▶ _Supplied data_:
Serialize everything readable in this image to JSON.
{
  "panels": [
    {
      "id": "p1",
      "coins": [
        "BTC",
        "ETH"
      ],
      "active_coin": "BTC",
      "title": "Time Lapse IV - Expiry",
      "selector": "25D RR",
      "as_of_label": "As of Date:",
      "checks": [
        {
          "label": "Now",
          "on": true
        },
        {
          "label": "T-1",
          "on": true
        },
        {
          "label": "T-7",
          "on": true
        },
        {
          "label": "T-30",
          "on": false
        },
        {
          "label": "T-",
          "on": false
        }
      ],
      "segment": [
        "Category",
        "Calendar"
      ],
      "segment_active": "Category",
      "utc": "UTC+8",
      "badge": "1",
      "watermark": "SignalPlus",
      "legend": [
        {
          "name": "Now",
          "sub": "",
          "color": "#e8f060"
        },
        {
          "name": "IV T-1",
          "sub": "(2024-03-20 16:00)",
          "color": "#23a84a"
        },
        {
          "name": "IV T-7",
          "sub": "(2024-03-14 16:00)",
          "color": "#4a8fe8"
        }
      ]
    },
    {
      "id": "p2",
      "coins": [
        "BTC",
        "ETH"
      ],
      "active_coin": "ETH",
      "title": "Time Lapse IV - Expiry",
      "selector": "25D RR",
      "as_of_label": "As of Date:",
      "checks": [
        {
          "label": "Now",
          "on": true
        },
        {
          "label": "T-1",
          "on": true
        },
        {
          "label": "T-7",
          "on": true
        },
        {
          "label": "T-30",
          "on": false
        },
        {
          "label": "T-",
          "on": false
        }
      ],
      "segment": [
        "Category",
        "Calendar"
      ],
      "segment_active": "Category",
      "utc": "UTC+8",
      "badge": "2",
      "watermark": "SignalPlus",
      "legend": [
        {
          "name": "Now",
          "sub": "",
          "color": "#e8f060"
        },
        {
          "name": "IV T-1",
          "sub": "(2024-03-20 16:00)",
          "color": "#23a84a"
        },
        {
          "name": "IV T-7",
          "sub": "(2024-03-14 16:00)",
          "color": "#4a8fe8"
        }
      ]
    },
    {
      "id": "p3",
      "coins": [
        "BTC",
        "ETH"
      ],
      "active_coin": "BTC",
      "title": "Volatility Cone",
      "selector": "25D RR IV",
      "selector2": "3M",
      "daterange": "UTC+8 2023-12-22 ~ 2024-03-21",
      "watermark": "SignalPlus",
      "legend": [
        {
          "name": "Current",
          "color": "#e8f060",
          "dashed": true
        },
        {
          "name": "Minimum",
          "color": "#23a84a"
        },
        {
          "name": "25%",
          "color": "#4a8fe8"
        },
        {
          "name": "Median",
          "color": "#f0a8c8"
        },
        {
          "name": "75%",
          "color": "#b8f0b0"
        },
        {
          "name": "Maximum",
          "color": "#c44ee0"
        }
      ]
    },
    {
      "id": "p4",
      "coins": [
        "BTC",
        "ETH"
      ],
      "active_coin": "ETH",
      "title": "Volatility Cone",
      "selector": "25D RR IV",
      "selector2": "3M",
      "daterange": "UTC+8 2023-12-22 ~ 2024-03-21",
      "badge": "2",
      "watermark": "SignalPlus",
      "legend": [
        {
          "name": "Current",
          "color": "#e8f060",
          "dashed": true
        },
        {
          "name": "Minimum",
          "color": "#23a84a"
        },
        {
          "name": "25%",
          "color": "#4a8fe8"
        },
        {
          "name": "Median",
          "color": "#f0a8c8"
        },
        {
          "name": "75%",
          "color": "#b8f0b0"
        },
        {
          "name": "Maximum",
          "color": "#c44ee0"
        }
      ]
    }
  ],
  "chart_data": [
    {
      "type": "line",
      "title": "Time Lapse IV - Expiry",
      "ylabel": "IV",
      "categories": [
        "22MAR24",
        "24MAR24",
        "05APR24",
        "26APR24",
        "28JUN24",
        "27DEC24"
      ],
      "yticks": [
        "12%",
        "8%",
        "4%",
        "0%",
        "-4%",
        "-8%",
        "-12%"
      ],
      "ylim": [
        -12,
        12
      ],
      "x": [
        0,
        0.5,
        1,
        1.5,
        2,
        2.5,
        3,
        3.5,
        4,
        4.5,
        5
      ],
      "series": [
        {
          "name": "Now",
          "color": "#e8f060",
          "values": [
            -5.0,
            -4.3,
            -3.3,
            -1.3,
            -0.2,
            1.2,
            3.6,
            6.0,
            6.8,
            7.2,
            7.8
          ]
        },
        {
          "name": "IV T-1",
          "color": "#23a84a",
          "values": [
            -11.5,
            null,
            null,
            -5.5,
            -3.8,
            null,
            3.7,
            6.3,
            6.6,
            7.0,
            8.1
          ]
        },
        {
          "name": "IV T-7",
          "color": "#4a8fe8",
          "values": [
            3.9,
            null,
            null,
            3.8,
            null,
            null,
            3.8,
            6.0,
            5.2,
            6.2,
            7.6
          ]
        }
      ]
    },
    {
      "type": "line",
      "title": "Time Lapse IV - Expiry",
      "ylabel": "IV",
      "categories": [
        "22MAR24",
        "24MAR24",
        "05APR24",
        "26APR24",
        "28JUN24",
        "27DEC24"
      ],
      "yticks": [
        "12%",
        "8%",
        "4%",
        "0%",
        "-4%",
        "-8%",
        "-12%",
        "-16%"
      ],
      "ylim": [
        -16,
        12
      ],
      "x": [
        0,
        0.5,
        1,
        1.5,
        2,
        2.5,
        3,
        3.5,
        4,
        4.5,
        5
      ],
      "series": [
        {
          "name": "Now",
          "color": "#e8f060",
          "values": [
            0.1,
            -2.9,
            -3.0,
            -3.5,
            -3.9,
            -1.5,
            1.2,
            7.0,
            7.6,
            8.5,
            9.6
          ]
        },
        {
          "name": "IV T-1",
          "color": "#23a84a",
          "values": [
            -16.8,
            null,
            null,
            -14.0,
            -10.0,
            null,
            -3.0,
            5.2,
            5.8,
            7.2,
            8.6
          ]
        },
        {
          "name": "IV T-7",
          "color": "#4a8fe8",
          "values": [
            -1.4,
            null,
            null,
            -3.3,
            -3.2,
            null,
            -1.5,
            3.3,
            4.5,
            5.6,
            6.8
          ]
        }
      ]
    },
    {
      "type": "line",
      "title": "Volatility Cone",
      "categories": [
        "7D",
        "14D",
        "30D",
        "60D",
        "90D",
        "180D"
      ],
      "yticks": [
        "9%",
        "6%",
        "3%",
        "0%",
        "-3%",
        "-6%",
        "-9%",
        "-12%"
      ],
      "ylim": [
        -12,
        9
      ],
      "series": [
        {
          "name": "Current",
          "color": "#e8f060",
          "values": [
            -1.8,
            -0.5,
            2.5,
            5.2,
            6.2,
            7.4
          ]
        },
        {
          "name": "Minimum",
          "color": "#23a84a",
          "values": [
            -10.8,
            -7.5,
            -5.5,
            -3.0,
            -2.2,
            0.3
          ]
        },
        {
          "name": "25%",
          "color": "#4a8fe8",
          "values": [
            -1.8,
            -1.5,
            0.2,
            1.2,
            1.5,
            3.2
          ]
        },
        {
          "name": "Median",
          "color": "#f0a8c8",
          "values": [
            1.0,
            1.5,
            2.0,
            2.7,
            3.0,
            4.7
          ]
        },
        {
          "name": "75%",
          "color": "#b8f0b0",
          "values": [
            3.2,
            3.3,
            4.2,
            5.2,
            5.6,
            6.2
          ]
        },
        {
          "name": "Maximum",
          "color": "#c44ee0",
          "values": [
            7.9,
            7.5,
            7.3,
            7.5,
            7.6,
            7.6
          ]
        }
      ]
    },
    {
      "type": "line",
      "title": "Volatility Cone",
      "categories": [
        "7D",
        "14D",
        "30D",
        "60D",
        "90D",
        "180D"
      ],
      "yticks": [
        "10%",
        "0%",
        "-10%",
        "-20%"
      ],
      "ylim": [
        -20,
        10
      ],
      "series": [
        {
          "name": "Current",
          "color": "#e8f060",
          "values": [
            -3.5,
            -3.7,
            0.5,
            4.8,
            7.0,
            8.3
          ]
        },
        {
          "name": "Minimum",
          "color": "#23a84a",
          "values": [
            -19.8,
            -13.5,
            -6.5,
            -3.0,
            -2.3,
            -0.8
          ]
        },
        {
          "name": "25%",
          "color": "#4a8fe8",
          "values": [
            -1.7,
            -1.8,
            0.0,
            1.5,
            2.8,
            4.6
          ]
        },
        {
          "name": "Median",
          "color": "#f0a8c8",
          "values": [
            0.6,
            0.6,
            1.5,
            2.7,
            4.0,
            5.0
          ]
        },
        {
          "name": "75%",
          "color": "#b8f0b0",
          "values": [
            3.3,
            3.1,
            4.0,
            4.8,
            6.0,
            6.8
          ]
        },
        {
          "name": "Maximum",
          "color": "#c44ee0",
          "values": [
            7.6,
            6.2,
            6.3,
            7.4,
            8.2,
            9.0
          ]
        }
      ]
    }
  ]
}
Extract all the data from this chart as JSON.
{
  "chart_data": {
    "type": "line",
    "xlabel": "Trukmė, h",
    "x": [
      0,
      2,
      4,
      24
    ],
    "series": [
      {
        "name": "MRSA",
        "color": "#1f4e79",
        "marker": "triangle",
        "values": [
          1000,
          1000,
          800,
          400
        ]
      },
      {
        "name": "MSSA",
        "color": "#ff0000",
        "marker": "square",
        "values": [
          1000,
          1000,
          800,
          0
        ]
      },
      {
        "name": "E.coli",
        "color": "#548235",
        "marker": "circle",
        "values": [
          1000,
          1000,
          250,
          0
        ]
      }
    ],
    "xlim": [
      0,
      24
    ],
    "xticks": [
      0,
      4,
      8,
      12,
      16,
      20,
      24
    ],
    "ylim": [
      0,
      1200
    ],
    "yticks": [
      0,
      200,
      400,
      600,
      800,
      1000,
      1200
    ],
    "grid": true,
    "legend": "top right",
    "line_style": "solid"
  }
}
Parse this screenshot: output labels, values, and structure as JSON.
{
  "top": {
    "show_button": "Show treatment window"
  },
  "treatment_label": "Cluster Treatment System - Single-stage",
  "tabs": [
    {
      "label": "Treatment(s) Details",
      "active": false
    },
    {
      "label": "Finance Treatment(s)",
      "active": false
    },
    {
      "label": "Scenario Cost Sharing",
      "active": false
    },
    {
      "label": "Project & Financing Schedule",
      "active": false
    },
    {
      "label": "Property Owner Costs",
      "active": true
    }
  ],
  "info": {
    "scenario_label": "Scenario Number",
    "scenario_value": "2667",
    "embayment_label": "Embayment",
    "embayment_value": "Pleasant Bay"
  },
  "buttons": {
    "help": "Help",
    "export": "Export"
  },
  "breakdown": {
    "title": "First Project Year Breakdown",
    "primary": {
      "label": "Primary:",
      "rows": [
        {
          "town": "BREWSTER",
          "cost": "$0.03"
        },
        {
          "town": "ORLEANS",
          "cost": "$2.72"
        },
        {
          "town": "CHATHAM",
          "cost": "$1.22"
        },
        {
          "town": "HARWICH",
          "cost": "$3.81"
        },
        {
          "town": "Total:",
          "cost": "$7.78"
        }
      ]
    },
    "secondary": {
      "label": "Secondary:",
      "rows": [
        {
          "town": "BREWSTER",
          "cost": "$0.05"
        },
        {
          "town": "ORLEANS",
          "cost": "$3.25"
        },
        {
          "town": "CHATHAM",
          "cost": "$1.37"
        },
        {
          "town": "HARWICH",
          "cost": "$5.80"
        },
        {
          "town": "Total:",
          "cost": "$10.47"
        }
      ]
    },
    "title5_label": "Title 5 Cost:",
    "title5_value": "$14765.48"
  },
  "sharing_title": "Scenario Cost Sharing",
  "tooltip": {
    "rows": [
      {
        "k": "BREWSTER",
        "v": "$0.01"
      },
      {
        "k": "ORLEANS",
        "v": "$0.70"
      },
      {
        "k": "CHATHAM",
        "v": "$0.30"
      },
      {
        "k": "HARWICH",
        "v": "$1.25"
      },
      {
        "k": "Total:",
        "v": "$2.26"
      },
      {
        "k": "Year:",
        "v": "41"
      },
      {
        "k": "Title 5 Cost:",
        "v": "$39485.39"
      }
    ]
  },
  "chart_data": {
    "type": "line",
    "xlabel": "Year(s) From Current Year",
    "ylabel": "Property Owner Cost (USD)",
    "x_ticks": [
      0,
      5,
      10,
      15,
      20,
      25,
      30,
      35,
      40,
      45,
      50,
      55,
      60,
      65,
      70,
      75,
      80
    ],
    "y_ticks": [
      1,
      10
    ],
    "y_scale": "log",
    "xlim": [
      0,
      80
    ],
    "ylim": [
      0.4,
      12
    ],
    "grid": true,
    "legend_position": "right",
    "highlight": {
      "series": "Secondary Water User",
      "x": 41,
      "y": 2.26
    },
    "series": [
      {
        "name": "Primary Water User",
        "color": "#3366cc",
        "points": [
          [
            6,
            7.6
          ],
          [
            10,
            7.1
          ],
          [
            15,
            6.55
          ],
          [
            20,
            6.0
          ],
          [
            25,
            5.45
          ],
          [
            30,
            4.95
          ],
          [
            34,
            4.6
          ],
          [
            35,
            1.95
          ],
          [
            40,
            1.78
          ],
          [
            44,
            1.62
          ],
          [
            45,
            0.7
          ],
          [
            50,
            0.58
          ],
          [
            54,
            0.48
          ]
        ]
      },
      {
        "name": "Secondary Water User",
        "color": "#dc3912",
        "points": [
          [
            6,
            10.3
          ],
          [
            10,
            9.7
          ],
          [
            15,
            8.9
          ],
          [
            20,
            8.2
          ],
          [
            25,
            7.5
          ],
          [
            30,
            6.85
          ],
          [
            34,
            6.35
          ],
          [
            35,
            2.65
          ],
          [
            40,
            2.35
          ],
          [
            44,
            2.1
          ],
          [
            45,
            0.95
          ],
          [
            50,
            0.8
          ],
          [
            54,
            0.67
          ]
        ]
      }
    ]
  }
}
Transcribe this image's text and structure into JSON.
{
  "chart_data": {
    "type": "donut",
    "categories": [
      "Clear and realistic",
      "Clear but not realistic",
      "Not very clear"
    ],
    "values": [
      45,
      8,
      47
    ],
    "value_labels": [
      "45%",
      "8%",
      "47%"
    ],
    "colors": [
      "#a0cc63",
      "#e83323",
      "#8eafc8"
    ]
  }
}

▶ _To do_: Using the listing above, pick out each line that contains the word "realistic", then copy it.

▶ _Task output_:
      "Clear and realistic",
      "Clear but not realistic",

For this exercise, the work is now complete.